TEXTE FOURNI |
==================================================

20 ans de stratégie d’union des Réunionnais

4 avril 2007

De 1988 à 2007, ce sont près de vingt années pendant lesquelles s’est construite pierre à pierre une stratégie d’union dont l’objet est de définir un projet d’avenir pour La Réunion, par ceux qui y vivent et qui en font la richesse.
Nous nous proposons ici de faire ressortir les étapes de cette construction au fil des élections présidentielles, rendez-vous politiques à l’occasion desquels s’est affirmée une stratégie de développement contractualisé.

Témoignages du 23 avril 2002.

Le “changement de 81”, préparé ici par des décennies de combat autonomiste, s’est produit dans un climat de presque guerre civile qui a été long à céder le pas au dialogue. Les plus anciens savent qu’en identifiant la demande d’autonomie à du “séparatisme” ou à “l’indépendance”, certains ont ainsi semé dans le pays des graines de division dont les fruits ont longtemps empoisonné les efforts de dialogue. S’ils s’exhibent encore ici ou là, ce n’est plus aujourd’hui qu’en qualité de très rares témoins d’un passé révolu. Mais il a fallu beaucoup d’efforts aux partisans de l’union des Réunionnais, et pratiquement tout le premier septennat de François Mitterrand, pour surmonter les séquelles de ce passé-là. La première occasion en a été donnée avec la création de la première collectivité régionale, dès 1983, au sein de laquelle s’est ébauchée une esquisse de dialogue politique entre les adversaires de jadis.

L’égalité au cœur de la campagne

En 1988, dans un climat qui était encore celui de l’affrontement - entre l’égalité et la parité - le PCR, dont les deux députés avaient démissionné quelques mois plus tôt, en septembre 1987, pour dire leur opposition au projet de ”parité sociale”, a mis la revendication d’égalité au cœur de la campagne pour l’élection présidentielle. L’objectif contractuel qui en est résulté -réaliser “le plus vite possible” l’égalité des droits des citoyens réunionnais - a conduit le PCR à soutenir dès le premier tour le “candidat de l’égalité”, à la fois pour des raisons de politique réunionnaise et de rapport de forces hexagonales.
Cette revendication de l’Egalité a pu donner lieu à des incompréhensions ; mais elle a surtout beaucoup fait pour apaiser les séquelles héritées de la période antérieure et préparer les Réunionnais à écrire une nouvelle page de leur Histoire.
L’apaisement s’est joué notamment dans deux domaines majeurs : politique et culturel.
• Politique : la réalisation de l’égalité dans les quinze années qui ont suivi a montré que rien n’est spontané. Deux septennats de luttes supplémentaires furent nécessaires. Luttes qui, en 2002, ont parachevé avec l’égalité du RMI - six ans après celle du SMIC - la mise en œuvre de la loi du 19 mars 1946, laquelle 50 ans plus tôt avait libéré La Réunion du statut colonial.

==================================================

CONSIGNE 1 | D'après le texte, en quelle année la première collectivité régionale a-t-elle été créée ?
CONSIGNE 2 | Modifiez le passage du texte qui commence par « De 1988 à 2007, ce » et se termine par « font la richesse. » en remplaçant « pierre à pierre » par « peu à peu ».
Les lignes de données forment un ensemble indépendant du texte.

Un bloc de données |
==================================================

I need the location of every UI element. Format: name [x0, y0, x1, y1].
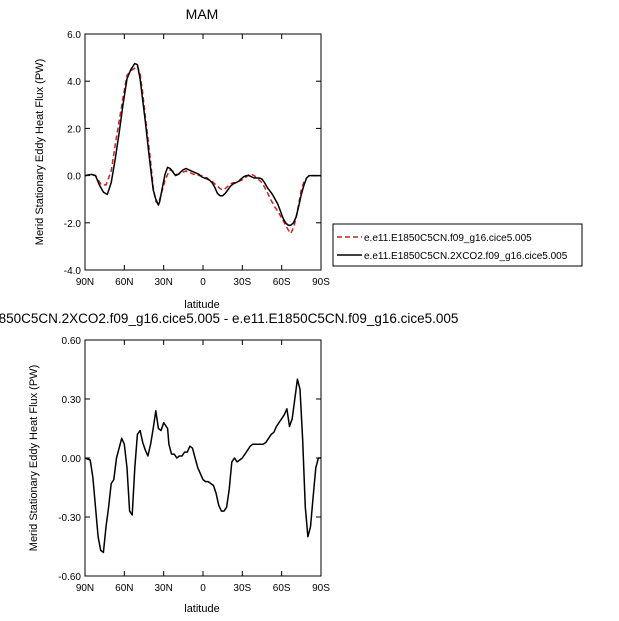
x-tick-label: 30N — [154, 583, 172, 594]
bottom-y-axis-label: Merid Stationary Eddy Heat Flux (PW) — [28, 365, 40, 551]
y-tick-label: 0.30 — [62, 395, 82, 406]
legend: e.e11.E1850C5CN.f09_g16.cice5.005 e.e11.… — [332, 223, 583, 267]
series-line-0-1 — [84, 62, 321, 226]
top-plot-border — [84, 33, 322, 271]
y-tick-label: 0.00 — [62, 454, 82, 465]
legend-box — [332, 223, 583, 267]
top-y-axis-label: Merid Stationary Eddy Heat Flux (PW) — [34, 59, 46, 245]
x-tick-label: 90N — [76, 277, 94, 288]
top-series-lines — [84, 62, 321, 235]
top-axes-frame — [84, 33, 322, 271]
bottom-plot-border — [84, 339, 322, 577]
y-tick-label: 2.0 — [67, 124, 81, 135]
bottom-chart-title: e.e11.E1850C5CN.2XCO2.f09_g16.cice5.005 … — [0, 311, 458, 326]
y-tick-label: -2.0 — [64, 219, 82, 230]
x-tick-label: 60N — [115, 277, 133, 288]
top-chart-title: MAM — [186, 6, 219, 22]
bottom-series-lines — [84, 378, 321, 554]
x-tick-label: 0 — [200, 583, 206, 594]
y-tick-label: 6.0 — [67, 30, 81, 41]
bottom-y-axis: -0.60 -0.30 0.00 0.30 0.60 — [58, 336, 321, 583]
y-tick-label: -0.60 — [58, 572, 81, 583]
bottom-panel: e.e11.E1850C5CN.2XCO2.f09_g16.cice5.005 … — [0, 311, 458, 615]
x-tick-label: 30S — [233, 277, 251, 288]
series-line-1-0 — [84, 378, 321, 554]
y-tick-label: 4.0 — [67, 77, 81, 88]
top-y-axis: -4.0 -2.0 0.0 2.0 4.0 6.0 — [64, 30, 321, 277]
top-panel: MAM -4.0 -2.0 0.0 2.0 4.0 6.0 90N 60N 30N 0 30S 60… — [34, 6, 583, 311]
x-tick-label: 30N — [154, 277, 172, 288]
bottom-x-axis: 90N 60N 30N 0 30S 60S 90S — [76, 340, 330, 594]
x-tick-label: 90S — [312, 277, 330, 288]
legend-label-control: e.e11.E1850C5CN.f09_g16.cice5.005 — [364, 233, 532, 244]
y-tick-label: -4.0 — [64, 266, 82, 277]
x-tick-label: 60S — [273, 583, 291, 594]
x-tick-label: 0 — [200, 277, 206, 288]
x-tick-label: 90S — [312, 583, 330, 594]
top-x-axis: 90N 60N 30N 0 30S 60S 90S — [76, 34, 330, 288]
bottom-x-axis-label: latitude — [184, 603, 219, 615]
legend-label-2xco2: e.e11.E1850C5CN.2XCO2.f09_g16.cice5.005 — [364, 251, 568, 262]
series-line-0-0 — [84, 65, 321, 235]
y-tick-label: 0.60 — [62, 336, 82, 347]
x-tick-label: 90N — [76, 583, 94, 594]
y-tick-label: 0.0 — [67, 172, 81, 183]
x-tick-label: 60S — [273, 277, 291, 288]
y-tick-label: -0.30 — [58, 513, 81, 524]
x-tick-label: 60N — [115, 583, 133, 594]
x-tick-label: 30S — [233, 583, 251, 594]
top-x-axis-label: latitude — [184, 299, 219, 311]
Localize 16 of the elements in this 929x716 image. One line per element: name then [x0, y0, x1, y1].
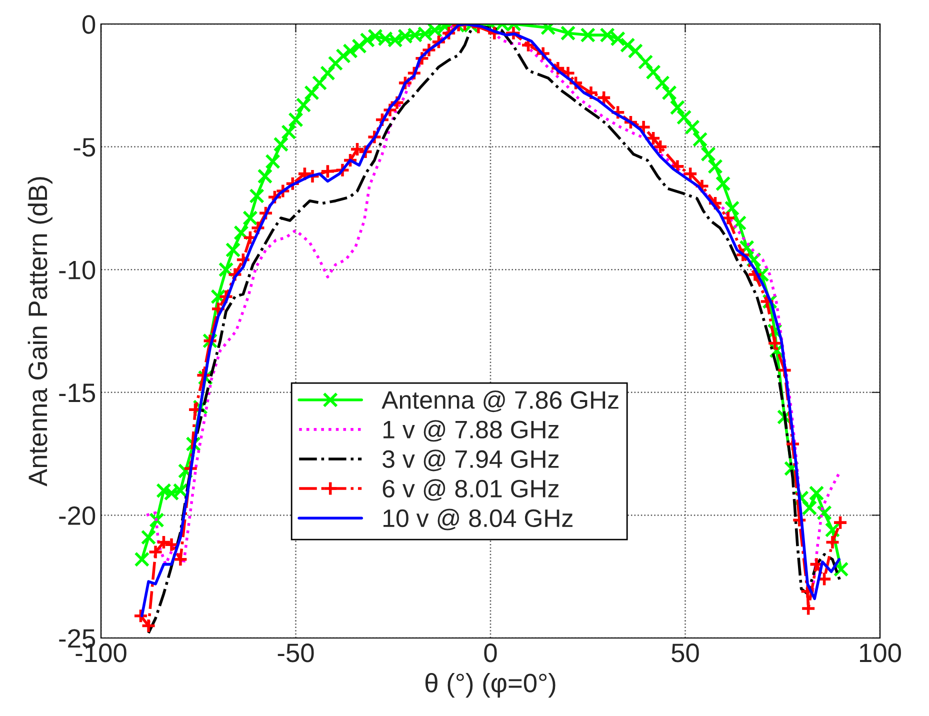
legend-label: Antenna @ 7.86 GHz: [382, 390, 618, 412]
x-tick-label: -50: [278, 644, 314, 662]
x-tick-label: 50: [672, 644, 699, 662]
x-tick-label: 100: [860, 644, 901, 662]
legend-label: 6 v @ 8.01 GHz: [382, 479, 559, 501]
y-axis-title: Antenna Gain Pattern (dB): [28, 177, 52, 486]
y-tick-label: -10: [59, 260, 96, 280]
y-tick-label: -15: [59, 384, 96, 402]
x-tick-label: 0: [484, 644, 497, 662]
x-axis-title: θ (°) (φ=0°): [425, 673, 556, 698]
y-tick-label: 0: [82, 15, 96, 34]
legend-label: 10 v @ 8.04 GHz: [383, 508, 572, 530]
legend-label: 3 v @ 7.94 GHz: [382, 450, 559, 472]
y-tick-label: -5: [74, 138, 96, 157]
y-tick-label: -20: [59, 506, 96, 526]
legend-label: 1 v @ 7.88 GHz: [383, 420, 559, 442]
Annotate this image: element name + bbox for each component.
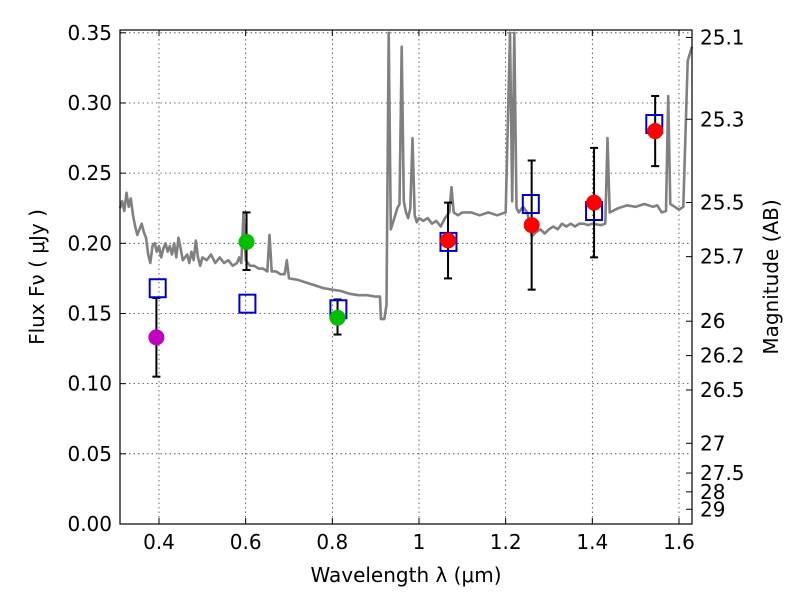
grid-lines xyxy=(120,30,692,524)
x-tick-label: 1.6 xyxy=(663,530,695,554)
x-tick-label: 1 xyxy=(413,530,426,554)
y-tick-label: 0.10 xyxy=(67,372,112,396)
y-tick-label: 0.05 xyxy=(67,442,112,466)
measurement-point xyxy=(586,194,603,211)
magnitude-tick-label: 26.5 xyxy=(700,378,745,402)
y-tick-label: 0.00 xyxy=(67,512,112,536)
x-tick-label: 0.6 xyxy=(230,530,262,554)
y-tick-label: 0.30 xyxy=(67,91,112,115)
sed-line-layer xyxy=(118,31,694,321)
magnitude-tick-label: 25.7 xyxy=(700,245,745,269)
x-tick-label: 1.4 xyxy=(576,530,608,554)
measurement-point xyxy=(523,217,540,234)
magnitude-tick-label: 27 xyxy=(700,431,725,455)
y-tick-labels: 0.00 0.05 0.10 0.15 0.20 0.25 0.30 0.35 xyxy=(67,21,112,536)
measurement-point xyxy=(440,232,457,249)
x-tick-label: 1.2 xyxy=(490,530,522,554)
x-axis-title: Wavelength λ (μm) xyxy=(310,563,501,587)
magnitude-tick-label: 25.3 xyxy=(700,107,745,131)
measurement-point xyxy=(148,329,165,346)
error-bar-layer xyxy=(152,94,660,378)
measurement-point xyxy=(238,233,255,250)
axis-ticks xyxy=(120,30,692,525)
y-tick-label: 0.35 xyxy=(67,21,112,45)
measurement-point xyxy=(329,309,346,326)
measurement-point-layer xyxy=(148,123,664,346)
magnitude-tick-label: 26.2 xyxy=(700,344,745,368)
measurement-point xyxy=(647,123,664,140)
y-tick-label: 0.15 xyxy=(67,301,112,325)
x-tick-label: 0.4 xyxy=(143,530,175,554)
magnitude-tick-label: 25.5 xyxy=(700,190,745,214)
x-tick-labels: 0.4 0.6 0.8 1 1.2 1.4 1.6 xyxy=(143,530,695,554)
plot-frame xyxy=(119,29,693,525)
model-square-layer xyxy=(148,114,664,320)
sed-model-line xyxy=(118,31,694,321)
model-photometry-square xyxy=(148,278,167,299)
x-tick-label: 0.8 xyxy=(316,530,348,554)
model-photometry-square xyxy=(521,194,540,215)
magnitude-tick-label: 25.1 xyxy=(700,25,745,49)
magnitude-tick-label: 28 xyxy=(700,480,725,504)
magnitude-tick-label: 26 xyxy=(700,309,725,333)
magnitude-tick-label: 29 xyxy=(700,497,725,521)
y-axis-title: Flux Fν ( μJy ) xyxy=(25,209,49,345)
magnitude-tick-label: 27.5 xyxy=(700,461,745,485)
model-photometry-square xyxy=(238,293,257,314)
right-axis-title: Magnitude (AB) xyxy=(759,199,783,354)
y-tick-label: 0.25 xyxy=(67,161,112,185)
y-tick-label: 0.20 xyxy=(67,231,112,255)
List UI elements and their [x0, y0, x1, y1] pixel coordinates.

==================================================

RÉSULTAT ATTENDU 1 | En 1983.

RÉSULTAT ATTENDU 2 |
De 1988 à 2007, ce sont près de vingt années pendant lesquelles s’est construite peu à peu une stratégie d’union dont l’objet est de définir un projet d’avenir pour La Réunion, par ceux qui y vivent et qui en font la richesse.